Work instructions –
Do not include the pictures; repeat the rest of the data exactly.

The input –

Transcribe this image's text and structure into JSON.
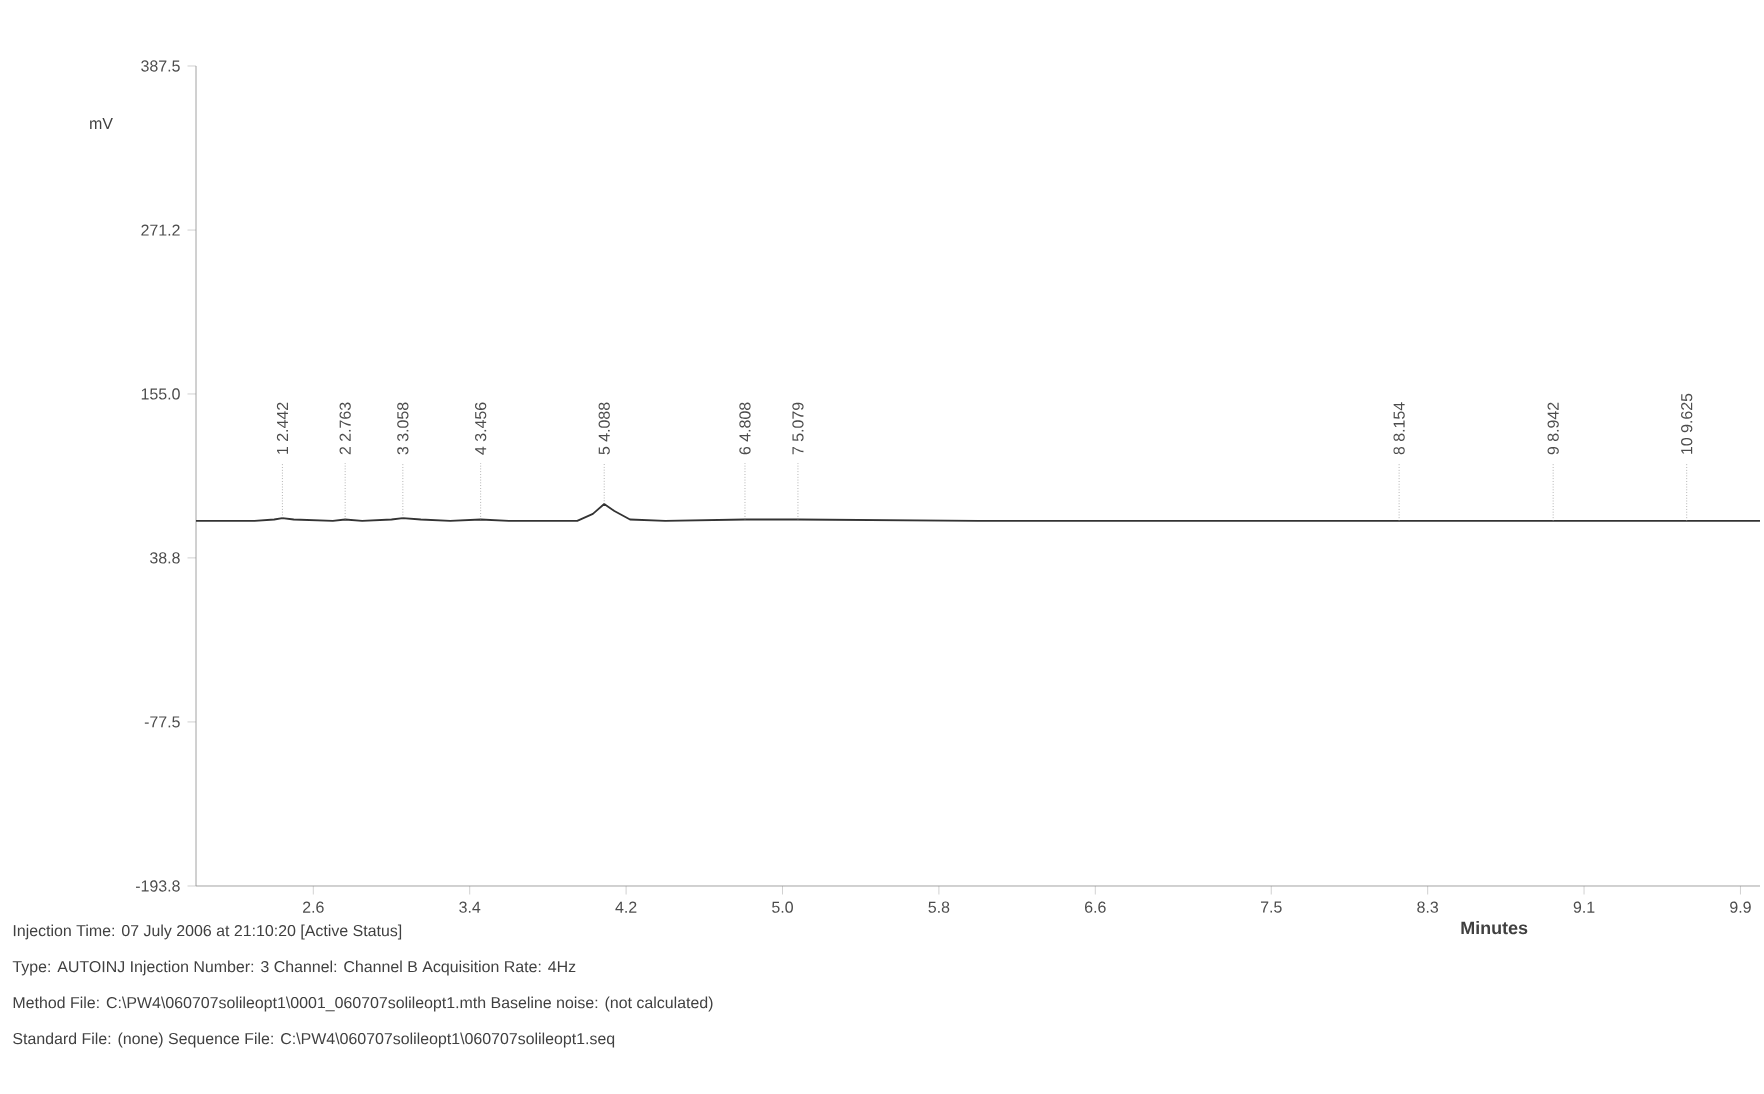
{
  "chart_data": {
    "type": "line",
    "xlabel": "Minutes",
    "ylabel": "mV",
    "xlim": [
      2.0,
      10.0
    ],
    "ylim": [
      -193.8,
      387.5
    ],
    "xticks": [
      2.6,
      3.4,
      4.2,
      {
        "value": 5.0,
        "label": "5.0"
      },
      5.8,
      6.6,
      7.5,
      8.3,
      9.1,
      9.9
    ],
    "yticks": [
      -193.8,
      -77.5,
      38.8,
      {
        "value": 155.0,
        "label": "155.0"
      },
      271.2,
      387.5
    ],
    "grid": false,
    "marker": "none",
    "line_style": "solid",
    "series": [
      {
        "color": "#333333",
        "x": [
          2.0,
          2.3,
          2.4,
          2.442,
          2.5,
          2.7,
          2.763,
          2.85,
          3.0,
          3.058,
          3.15,
          3.3,
          3.456,
          3.6,
          3.95,
          4.03,
          4.088,
          4.14,
          4.22,
          4.4,
          4.808,
          5.079,
          6.0,
          8.154,
          8.942,
          9.625,
          10.0
        ],
        "values": [
          65,
          65,
          66,
          67,
          66,
          65,
          66,
          65,
          66,
          67,
          66,
          65,
          66,
          65,
          65,
          70,
          77,
          72,
          66,
          65,
          66,
          66,
          65,
          65,
          65,
          65,
          65
        ]
      }
    ],
    "annotations": [
      {
        "text": "1 2.442",
        "x": 2.442,
        "y": 67
      },
      {
        "text": "2 2.763",
        "x": 2.763,
        "y": 66
      },
      {
        "text": "3 3.058",
        "x": 3.058,
        "y": 67
      },
      {
        "text": "4 3.456",
        "x": 3.456,
        "y": 66
      },
      {
        "text": "5 4.088",
        "x": 4.088,
        "y": 77
      },
      {
        "text": "6 4.808",
        "x": 4.808,
        "y": 66
      },
      {
        "text": "7 5.079",
        "x": 5.079,
        "y": 66
      },
      {
        "text": "8 8.154",
        "x": 8.154,
        "y": 65
      },
      {
        "text": "9 8.942",
        "x": 8.942,
        "y": 65
      },
      {
        "text": "10 9.625",
        "x": 9.625,
        "y": 65
      },
      "Injection Time: 07 July 2006 at 21:10:20  [Active Status]",
      "Type: AUTOINJ   Injection Number: 3   Channel: Channel B   Acquisition Rate: 4Hz",
      "Method File: C:\\PW4\\060707solileopt1\\0001_060707solileopt1.mth   Baseline noise: (not calculated)",
      "Standard File: (none)   Sequence File: C:\\PW4\\060707solileopt1\\060707solileopt1.seq"
    ]
  }
}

Answer to this task –
Transcribe this image's text and structure into JSON.
{
  "chart_data": {
    "type": "line",
    "xlabel": "Minutes",
    "ylabel": "mV",
    "xlim": [
      2.0,
      10.0
    ],
    "ylim": [
      -193.8,
      387.5
    ],
    "xticks": [
      2.6,
      3.4,
      4.2,
      {
        "value": 5.0,
        "label": "5.0"
      },
      5.8,
      6.6,
      7.5,
      8.3,
      9.1,
      9.9
    ],
    "yticks": [
      -193.8,
      -77.5,
      38.8,
      {
        "value": 155.0,
        "label": "155.0"
      },
      271.2,
      387.5
    ],
    "grid": false,
    "marker": "none",
    "line_style": "solid",
    "series": [
      {
        "color": "#333333",
        "x": [
          2.0,
          2.3,
          2.4,
          2.442,
          2.5,
          2.7,
          2.763,
          2.85,
          3.0,
          3.058,
          3.15,
          3.3,
          3.456,
          3.6,
          3.95,
          4.03,
          4.088,
          4.14,
          4.22,
          4.4,
          4.808,
          5.079,
          6.0,
          8.154,
          8.942,
          9.625,
          10.0
        ],
        "values": [
          65,
          65,
          66,
          67,
          66,
          65,
          66,
          65,
          66,
          67,
          66,
          65,
          66,
          65,
          65,
          70,
          77,
          72,
          66,
          65,
          66,
          66,
          65,
          65,
          65,
          65,
          65
        ]
      }
    ],
    "annotations": [
      {
        "text": "1 2.442",
        "x": 2.442,
        "y": 67
      },
      {
        "text": "2 2.763",
        "x": 2.763,
        "y": 66
      },
      {
        "text": "3 3.058",
        "x": 3.058,
        "y": 67
      },
      {
        "text": "4 3.456",
        "x": 3.456,
        "y": 66
      },
      {
        "text": "5 4.088",
        "x": 4.088,
        "y": 77
      },
      {
        "text": "6 4.808",
        "x": 4.808,
        "y": 66
      },
      {
        "text": "7 5.079",
        "x": 5.079,
        "y": 66
      },
      {
        "text": "8 8.154",
        "x": 8.154,
        "y": 65
      },
      {
        "text": "9 8.942",
        "x": 8.942,
        "y": 65
      },
      {
        "text": "10 9.625",
        "x": 9.625,
        "y": 65
      },
      "Injection Time: 07 July 2006 at 21:10:20  [Active Status]",
      "Type: AUTOINJ   Injection Number: 3   Channel: Channel B   Acquisition Rate: 4Hz",
      "Method File: C:\\PW4\\060707solileopt1\\0001_060707solileopt1.mth   Baseline noise: (not calculated)",
      "Standard File: (none)   Sequence File: C:\\PW4\\060707solileopt1\\060707solileopt1.seq"
    ]
  }
}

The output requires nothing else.